#### Short task:
Scan each line of the records for the word "wave" and extract the ones that have it.

= = =

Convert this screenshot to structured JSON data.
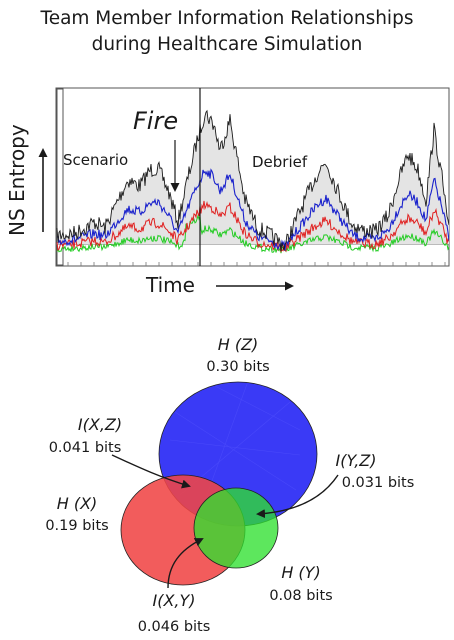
{
  "title": {
    "line1": "Team Member Information Relationships",
    "line2": "during Healthcare Simulation"
  },
  "plot": {
    "ylabel": "NS Entropy",
    "xlabel": "Time",
    "scenario_label": "Scenario",
    "debrief_label": "Debrief",
    "fire_label": "Fire",
    "colors": {
      "total": "#1a1a1a",
      "blue": "#1a22cc",
      "red": "#e02020",
      "green": "#22cc22",
      "fill": "#e4e4e4"
    }
  },
  "venn": {
    "HZ": {
      "label": "H (Z)",
      "value": "0.30 bits",
      "color": "#2b2bf5"
    },
    "HX": {
      "label": "H (X)",
      "value": "0.19 bits",
      "color": "#f04545"
    },
    "HY": {
      "label": "H (Y)",
      "value": "0.08 bits",
      "color": "#2fe02f"
    },
    "IXZ": {
      "label": "I(X,Z)",
      "value": "0.041 bits"
    },
    "IYZ": {
      "label": "I(Y,Z)",
      "value": "0.031 bits"
    },
    "IXY": {
      "label": "I(X,Y)",
      "value": "0.046 bits"
    }
  }
}
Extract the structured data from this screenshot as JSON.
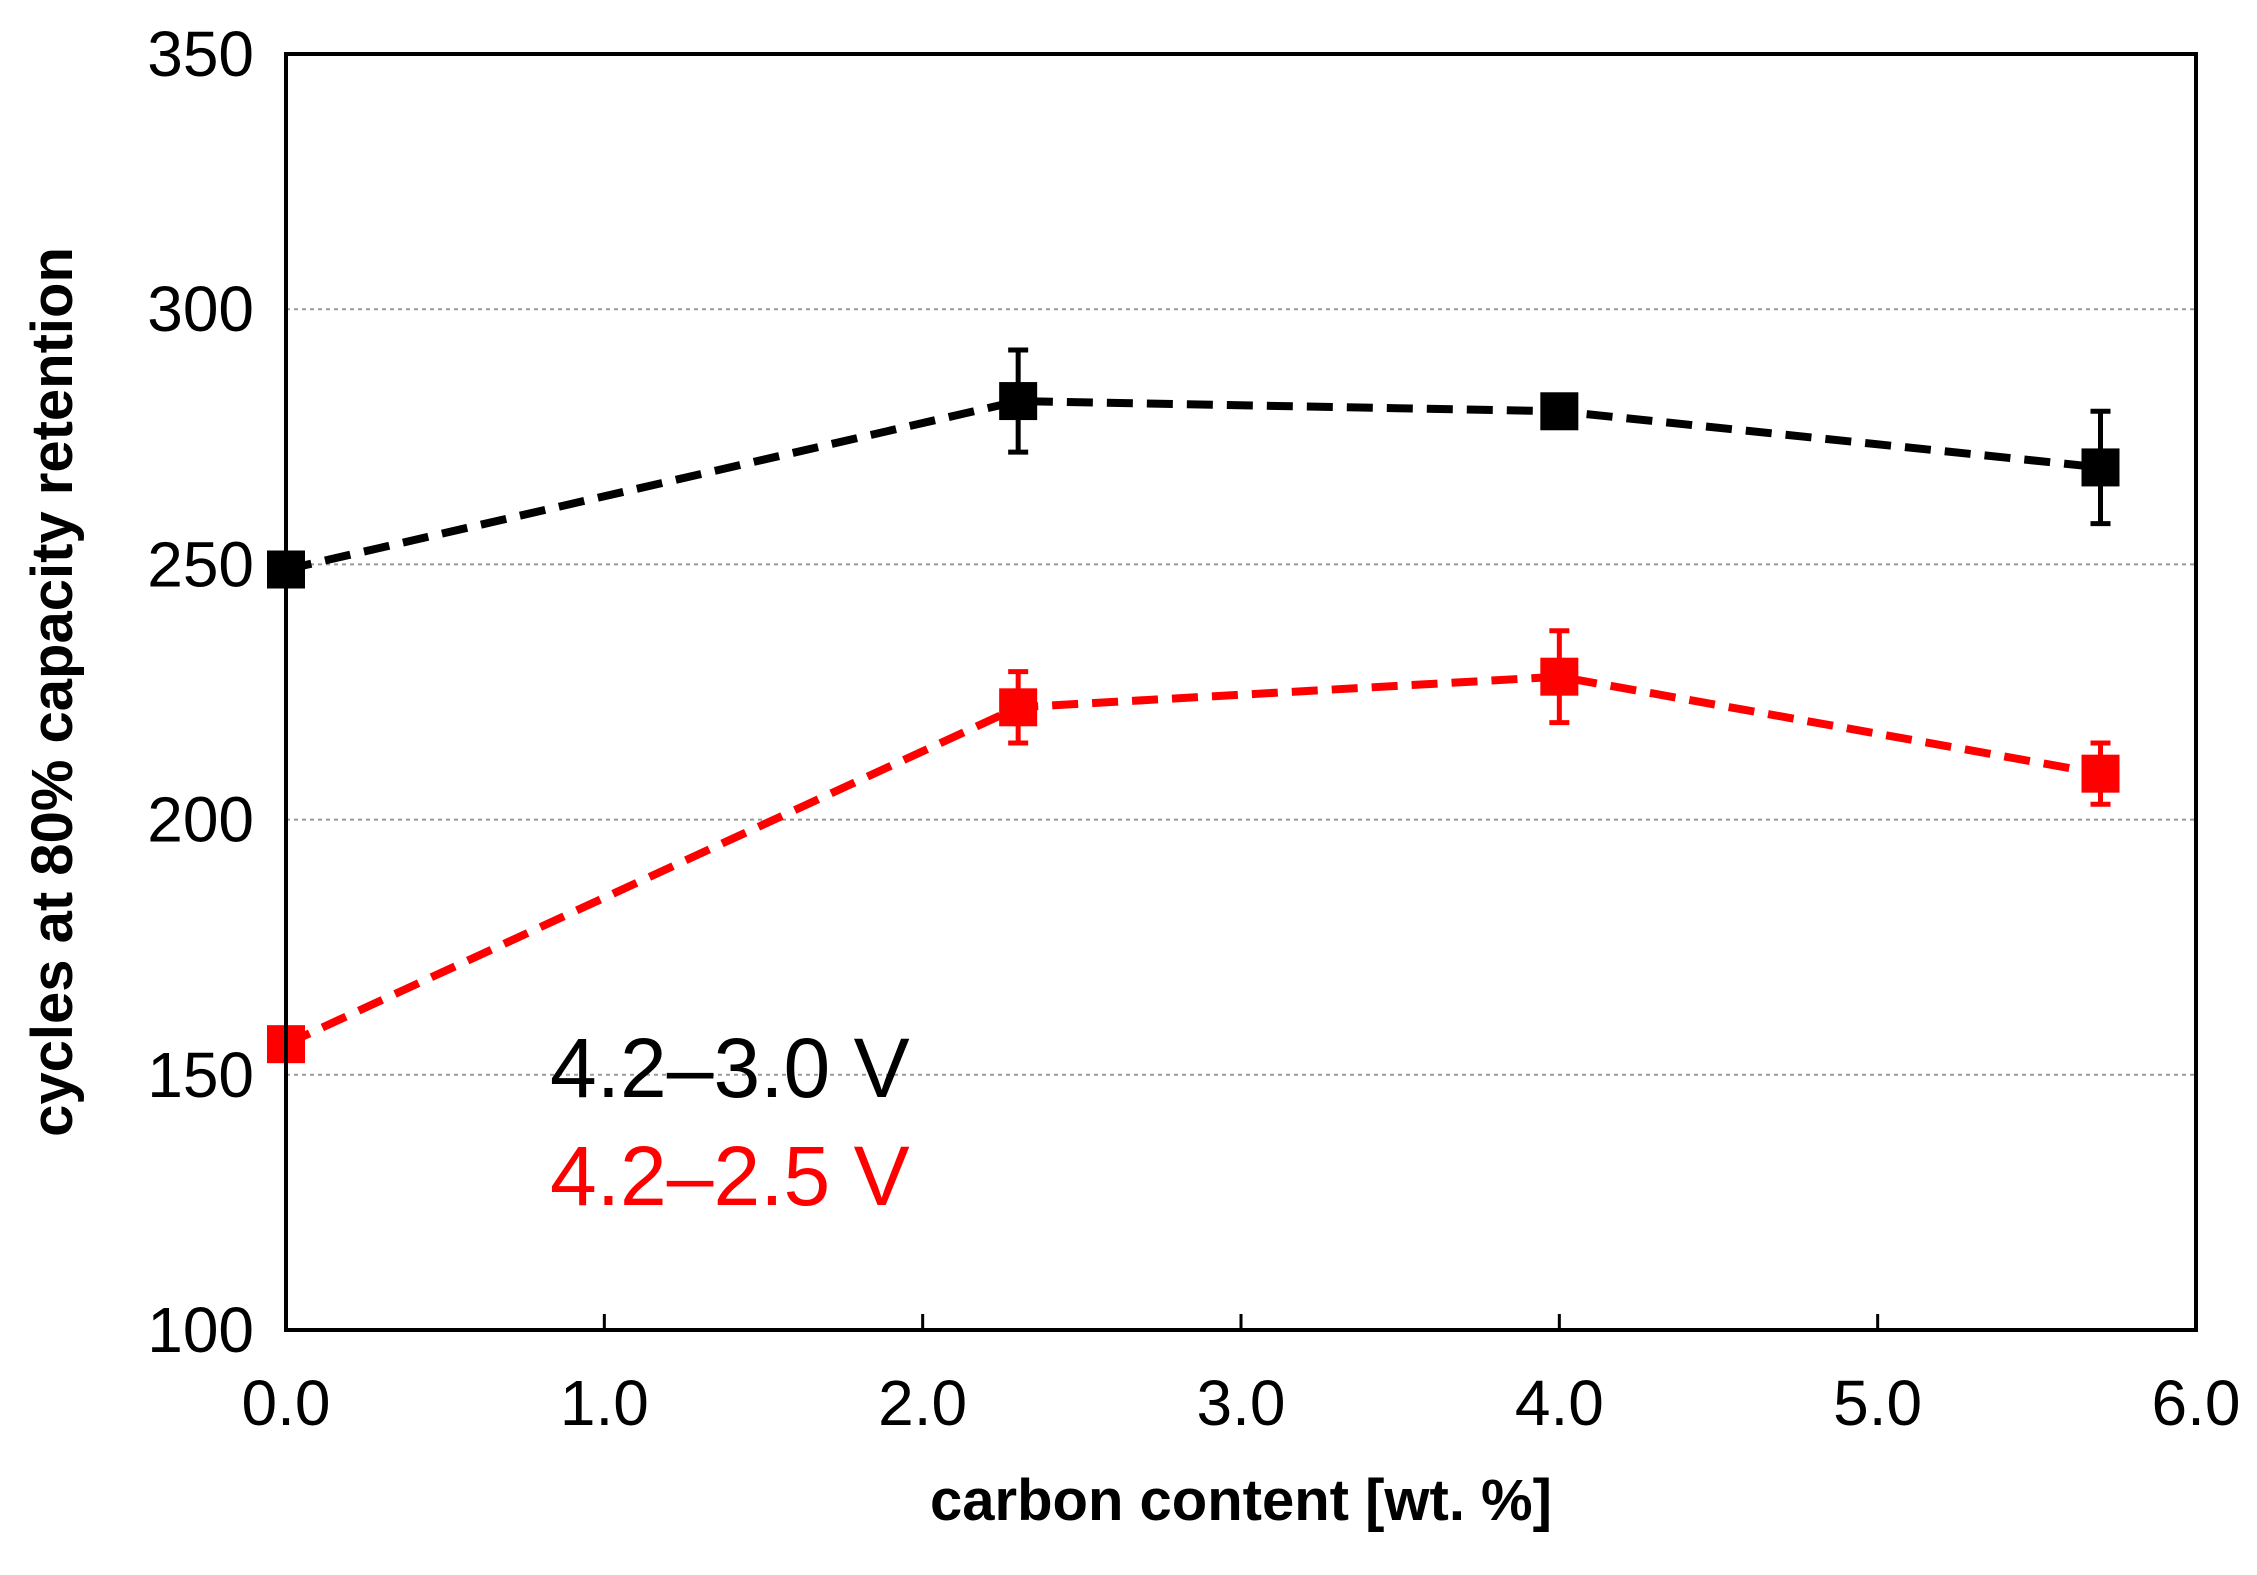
{
  "chart_data": {
    "type": "line",
    "title": "",
    "xlabel": "carbon content  [wt. %]",
    "ylabel": "cycles at 80% capacity retention",
    "xlim": [
      0,
      6
    ],
    "ylim": [
      100,
      350
    ],
    "x_ticks": [
      0,
      1,
      2,
      3,
      4,
      5,
      6
    ],
    "x_tick_labels": [
      "0.0",
      "1.0",
      "2.0",
      "3.0",
      "4.0",
      "5.0",
      "6.0"
    ],
    "y_ticks": [
      100,
      150,
      200,
      250,
      300,
      350
    ],
    "y_tick_labels": [
      "100",
      "150",
      "200",
      "250",
      "300",
      "350"
    ],
    "grid": "horizontal dotted",
    "legend_position": "bottom-left",
    "x": [
      0.0,
      2.3,
      4.0,
      5.7
    ],
    "series": [
      {
        "name": "4.2–3.0 V",
        "color": "#000000",
        "values": [
          249,
          282,
          280,
          269
        ],
        "errors": [
          3,
          10,
          3,
          11
        ]
      },
      {
        "name": "4.2–2.5 V",
        "color": "#ff0000",
        "values": [
          156,
          222,
          228,
          209
        ],
        "errors": [
          3,
          7,
          9,
          6
        ]
      }
    ]
  }
}
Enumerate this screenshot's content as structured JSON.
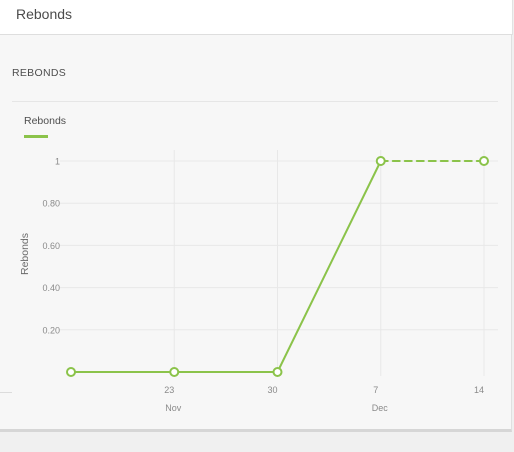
{
  "header": {
    "title": "Rebonds"
  },
  "section": {
    "title": "REBONDS"
  },
  "colors": {
    "series": "#8bc34a",
    "grid": "#e8e8e8",
    "tick_text": "#8a8a8a",
    "axis_title": "#6a6a6a"
  },
  "chart_data": {
    "type": "line",
    "title": "",
    "ylabel": "Rebonds",
    "xlabel": "",
    "ylim": [
      0,
      1
    ],
    "yticks": [
      {
        "value": 0.2,
        "label": "0.20"
      },
      {
        "value": 0.4,
        "label": "0.40"
      },
      {
        "value": 0.6,
        "label": "0.60"
      },
      {
        "value": 0.8,
        "label": "0.80"
      },
      {
        "value": 1,
        "label": "1"
      }
    ],
    "xlim": [
      "2015-11-16",
      "2015-12-14"
    ],
    "xticks": [
      {
        "value": "2015-11-23",
        "label": "23",
        "month": "Nov"
      },
      {
        "value": "2015-11-30",
        "label": "30",
        "month": ""
      },
      {
        "value": "2015-12-07",
        "label": "7",
        "month": "Dec"
      },
      {
        "value": "2015-12-14",
        "label": "14",
        "month": ""
      }
    ],
    "grid": true,
    "legend": "top-left",
    "series": [
      {
        "name": "Rebonds",
        "color": "#8bc34a",
        "points": [
          {
            "x": "2015-11-16",
            "y": 0
          },
          {
            "x": "2015-11-23",
            "y": 0
          },
          {
            "x": "2015-11-30",
            "y": 0
          },
          {
            "x": "2015-12-07",
            "y": 1
          },
          {
            "x": "2015-12-14",
            "y": 1
          }
        ],
        "dashed_from": "2015-12-07"
      }
    ]
  }
}
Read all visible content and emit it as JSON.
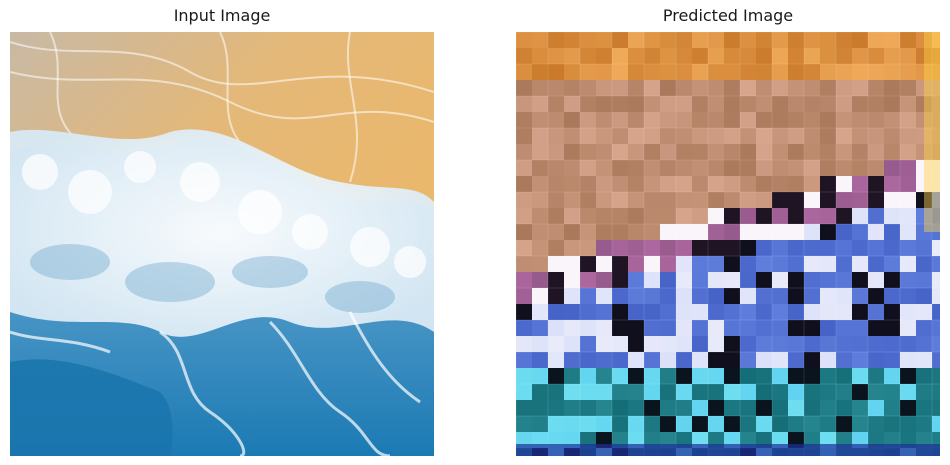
{
  "panels": [
    {
      "title": "Input Image",
      "content": "aerial-beach-wave-photo"
    },
    {
      "title": "Predicted Image",
      "content": "blocky-reconstructed-wave"
    }
  ],
  "colors": {
    "sand_light": "#f2d29a",
    "sand_dark": "#d9a24e",
    "foam": "#eaf4fb",
    "ocean_deep": "#1f7fb8",
    "ocean_mid": "#3a9bd0",
    "pred_brown": "#b9876a",
    "pred_blue": "#5a7fd0",
    "pred_teal": "#1f8a8f"
  }
}
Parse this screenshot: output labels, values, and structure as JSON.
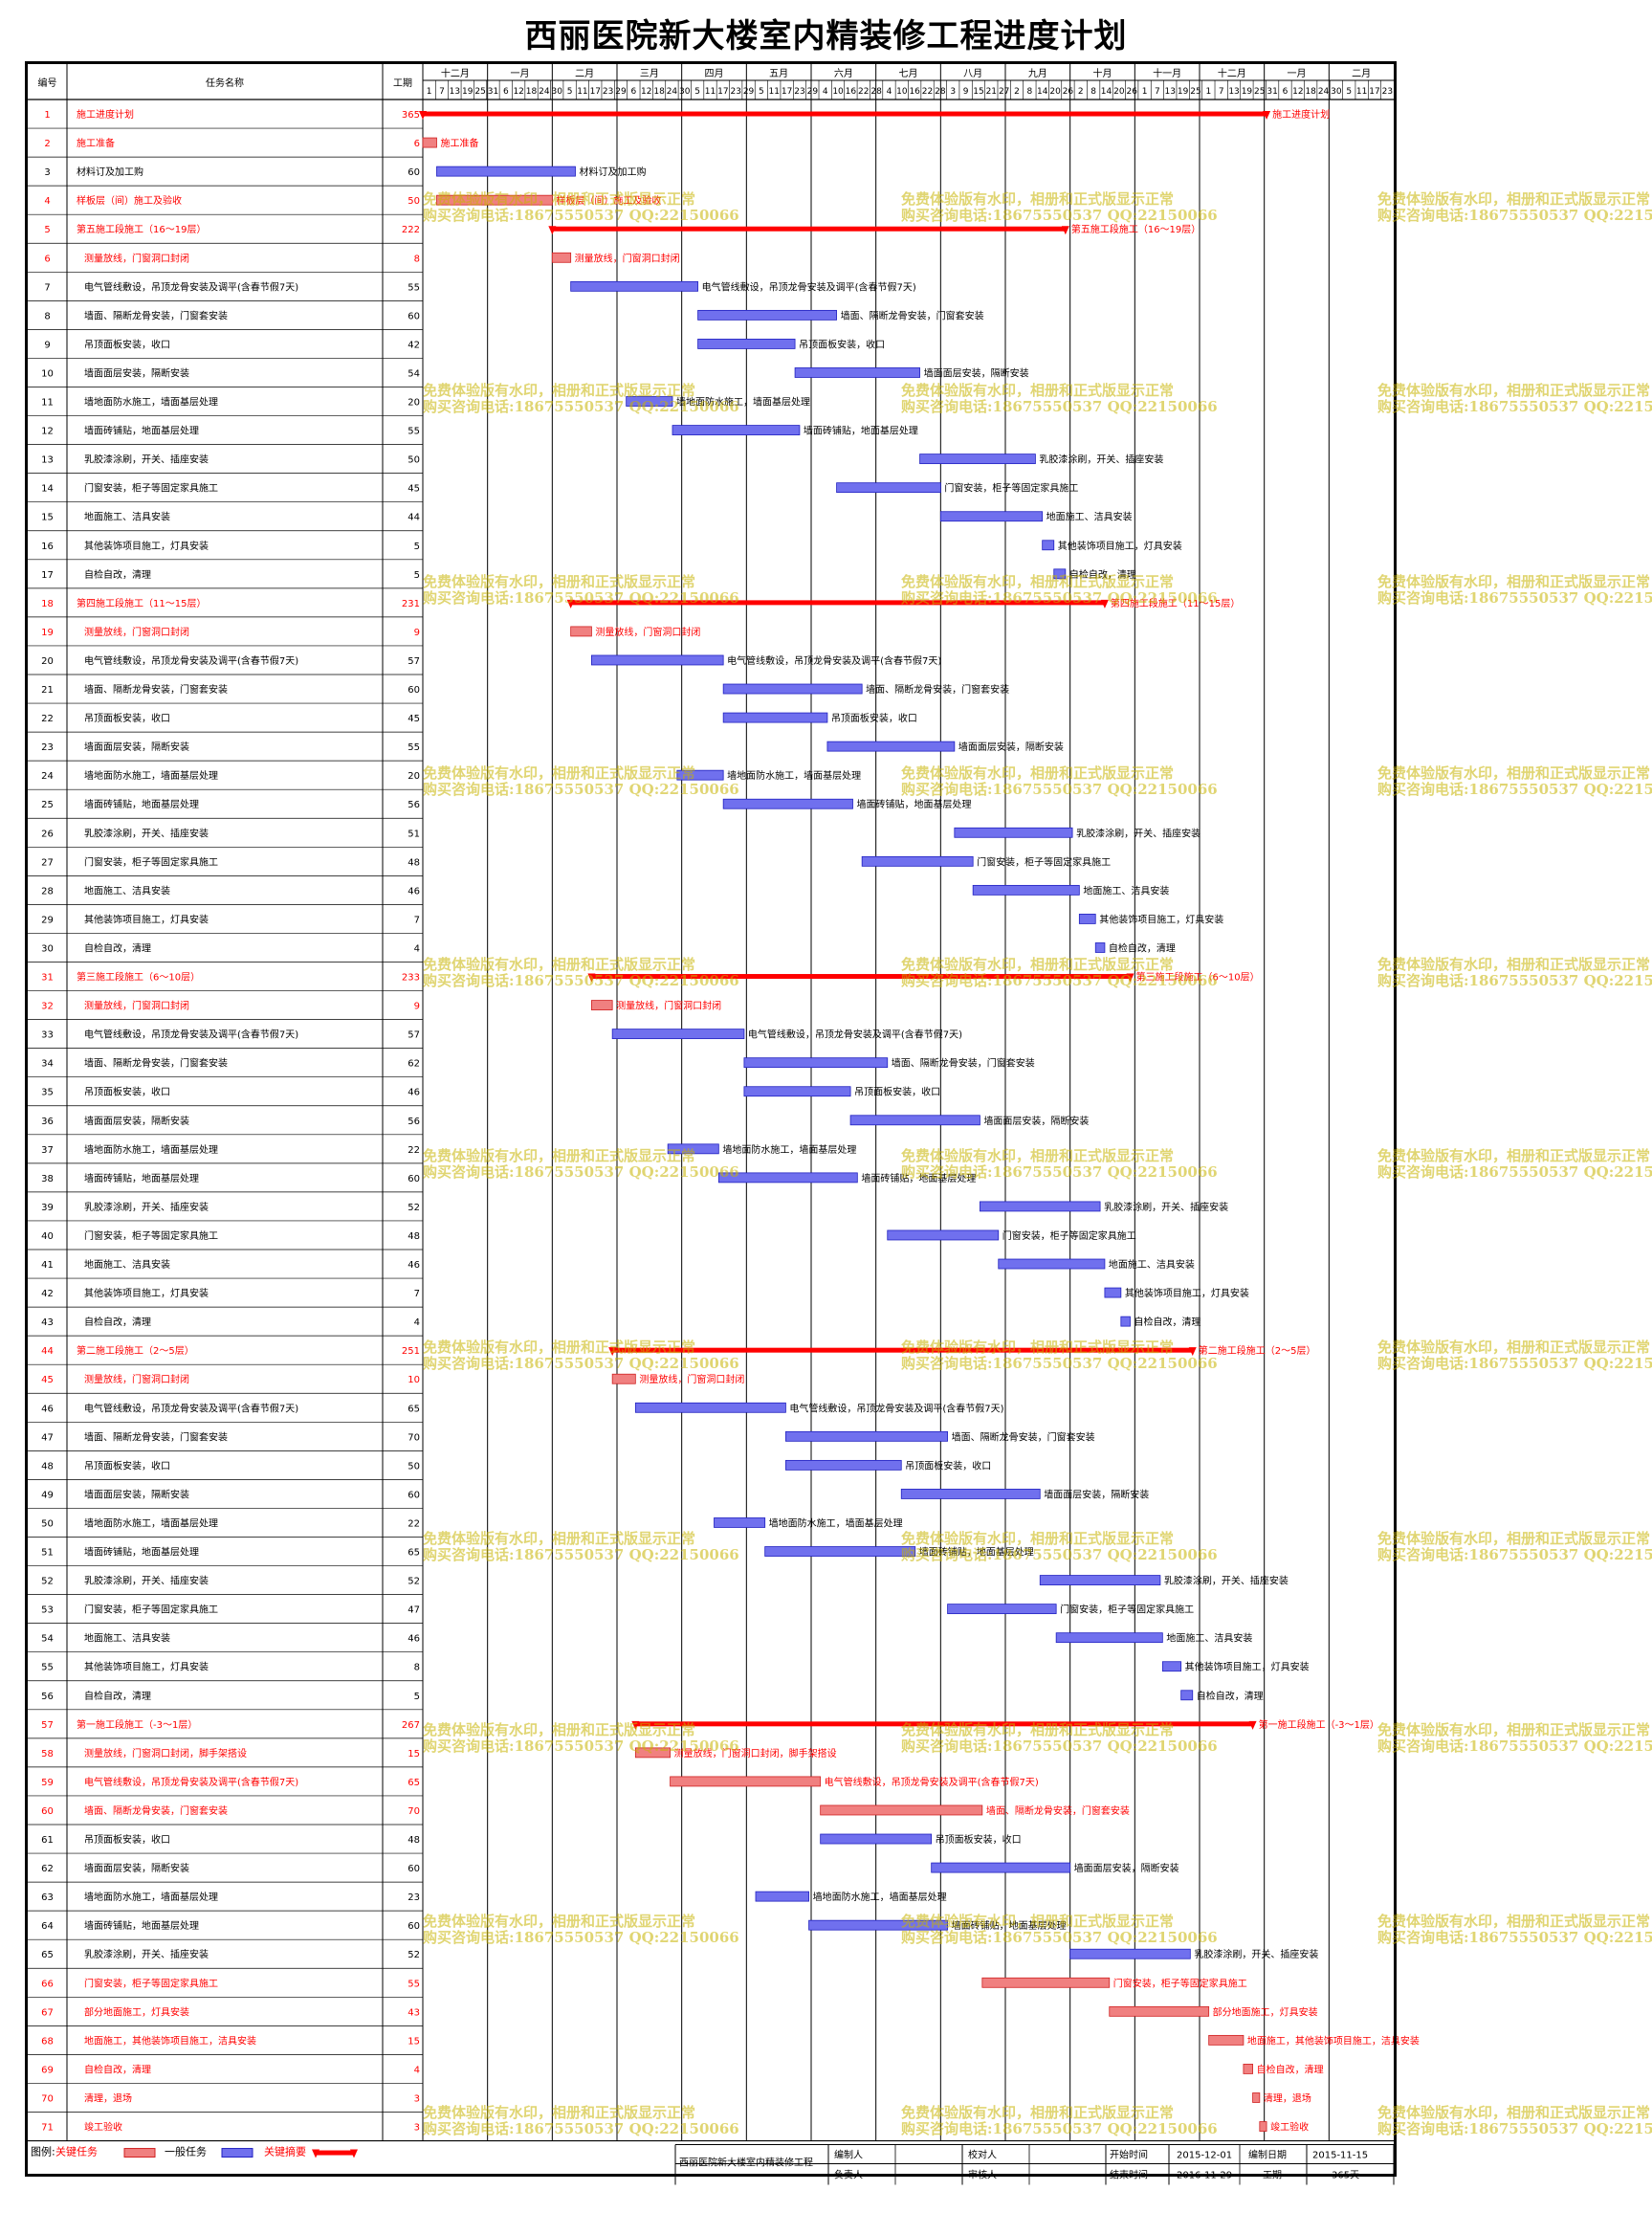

= = =

#### Written solution:
      "content": "aerial-beach-wave-photo"
      "content": "blocky-reconstructed-wave"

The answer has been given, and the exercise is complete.